- _Goal of the exercise_: Output all entries verbatim. Skip pictures.
--- Data supplied ---
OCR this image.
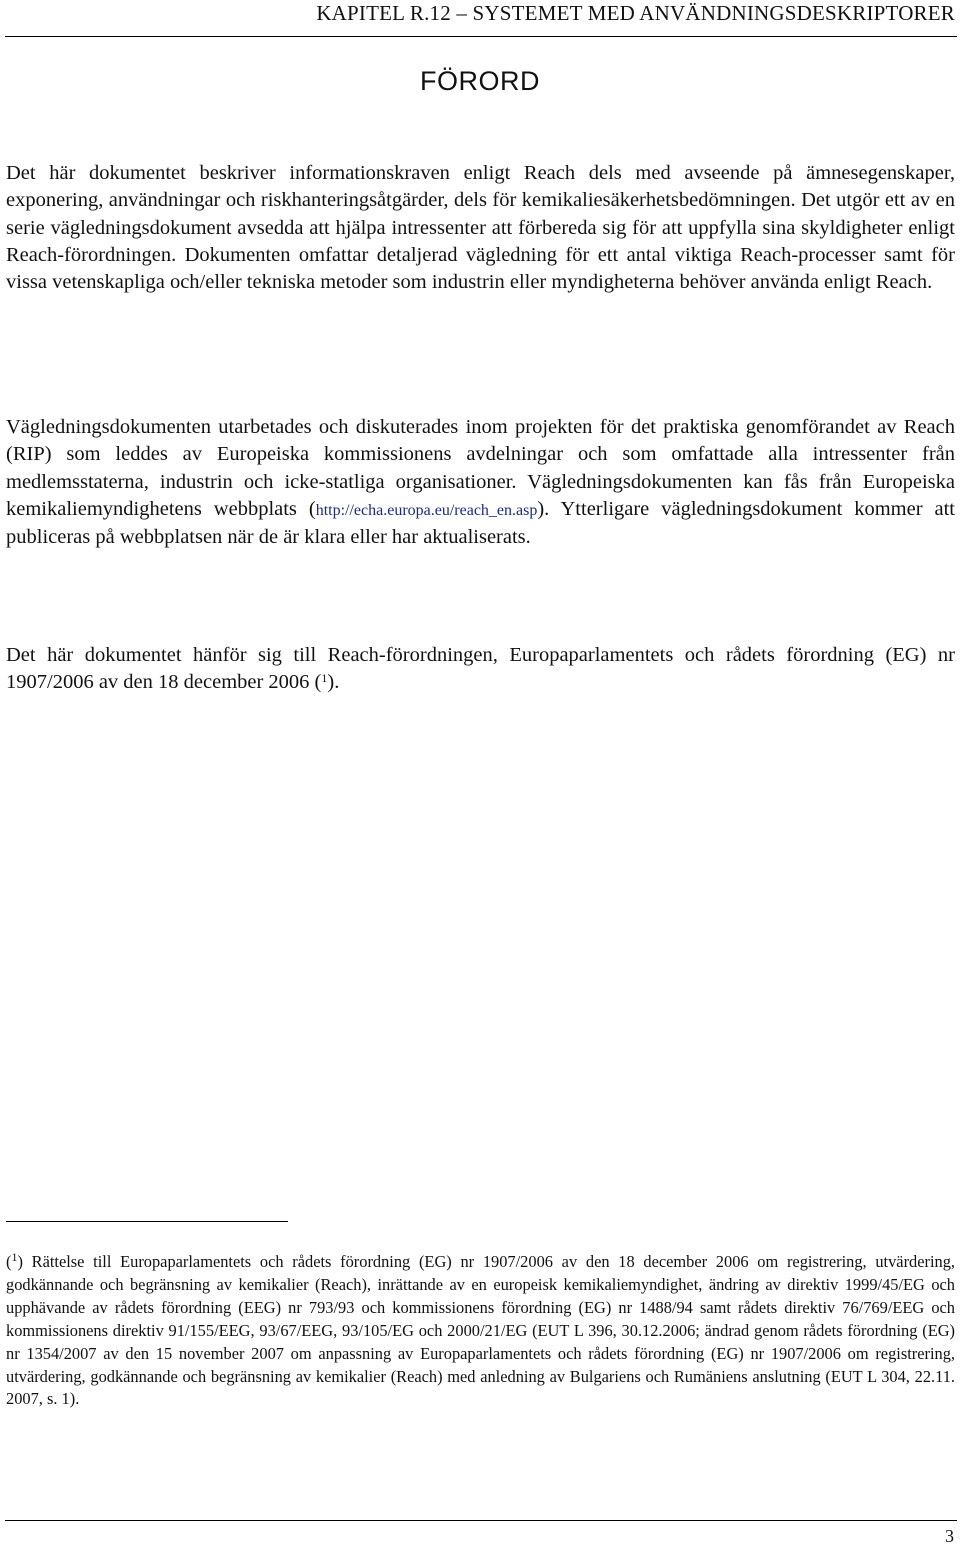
KAPITEL R.12 – SYSTEMET MED ANVÄNDNINGSDESKRIPTORER
FÖRORD

Det här dokumentet beskriver informationskraven enligt Reach dels med avseende på ämnesegenskaper, exponering, användningar och riskhanteringsåtgärder, dels för kemikaliesäkerhetsbedömningen. Det utgör ett av en serie vägledningsdokument avsedda att hjälpa intressenter att förbereda sig för att uppfylla sina skyldigheter enligt Reach-förordningen. Dokumenten omfattar detaljerad vägledning för ett antal viktiga Reach-processer samt för vissa vetenskapliga och/eller tekniska metoder som industrin eller myndigheterna behöver använda enligt Reach.

Vägledningsdokumenten utarbetades och diskuterades inom projekten för det praktiska genomförandet av Reach (RIP) som leddes av Europeiska kommissionens avdelningar och som omfattade alla intressenter från medlemsstaterna, industrin och icke-statliga organisationer. Vägledningsdokumenten kan fås från Europeiska kemikaliemyndighetens webbplats (http://echa.europa.eu/reach_en.asp). Ytterligare vägledningsdokument kommer att publiceras på webbplatsen när de är klara eller har aktualiserats.

Det här dokumentet hänför sig till Reach-förordningen, Europaparlamentets och rådets förordning (EG) nr 1907/2006 av den 18 december 2006 ($^1$).

($^1$) Rättelse till Europaparlamentets och rådets förordning (EG) nr 1907/2006 av den 18 december 2006 om registrering, utvärdering, godkännande och begränsning av kemikalier (Reach), inrättande av en europeisk kemikaliemyndighet, ändring av direktiv 1999/45/EG och upphävande av rådets förordning (EEG) nr 793/93 och kommissionens förordning (EG) nr 1488/94 samt rådets direktiv 76/769/EEG och kommissionens direktiv 91/155/EEG, 93/67/EEG, 93/105/EG och 2000/21/EG (EUT L 396, 30.12.2006; ändrad genom rådets förordning (EG) nr 1354/2007 av den 15 november 2007 om anpassning av Europaparlamentets och rådets förordning (EG) nr 1907/2006 om registrering, utvärdering, godkännande och begränsning av kemikalier (Reach) med anledning av Bulgariens och Rumäniens anslutning (EUT L 304, 22.11. 2007, s. 1).

3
---
- _Output for this task_:
OCR this image.
KAPITEL R.12 – SYSTEMET MED ANVÄNDNINGSDESKRIPTORER
FÖRORD

Det här dokumentet beskriver informationskraven enligt Reach dels med avseende på ämnesegenskaper, exponering, användningar och riskhanteringsåtgärder, dels för kemikaliesäkerhetsbedömningen. Det utgör ett av en serie vägledningsdokument avsedda att hjälpa intressenter att förbereda sig för att uppfylla sina skyldigheter enligt Reach-förordningen. Dokumenten omfattar detaljerad vägledning för ett antal viktiga Reach-processer samt för vissa vetenskapliga och/eller tekniska metoder som industrin eller myndigheterna behöver använda enligt Reach.

Vägledningsdokumenten utarbetades och diskuterades inom projekten för det praktiska genomförandet av Reach (RIP) som leddes av Europeiska kommissionens avdelningar och som omfattade alla intressenter från medlemsstaterna, industrin och icke-statliga organisationer. Vägledningsdokumenten kan fås från Europeiska kemikaliemyndighetens webbplats (http://echa.europa.eu/reach_en.asp). Ytterligare vägledningsdokument kommer att publiceras på webbplatsen när de är klara eller har aktualiserats.

Det här dokumentet hänför sig till Reach-förordningen, Europaparlamentets och rådets förordning (EG) nr 1907/2006 av den 18 december 2006 ($^1$).

($^1$) Rättelse till Europaparlamentets och rådets förordning (EG) nr 1907/2006 av den 18 december 2006 om registrering, utvärdering, godkännande och begränsning av kemikalier (Reach), inrättande av en europeisk kemikaliemyndighet, ändring av direktiv 1999/45/EG och upphävande av rådets förordning (EEG) nr 793/93 och kommissionens förordning (EG) nr 1488/94 samt rådets direktiv 76/769/EEG och kommissionens direktiv 91/155/EEG, 93/67/EEG, 93/105/EG och 2000/21/EG (EUT L 396, 30.12.2006; ändrad genom rådets förordning (EG) nr 1354/2007 av den 15 november 2007 om anpassning av Europaparlamentets och rådets förordning (EG) nr 1907/2006 om registrering, utvärdering, godkännande och begränsning av kemikalier (Reach) med anledning av Bulgariens och Rumäniens anslutning (EUT L 304, 22.11. 2007, s. 1).

3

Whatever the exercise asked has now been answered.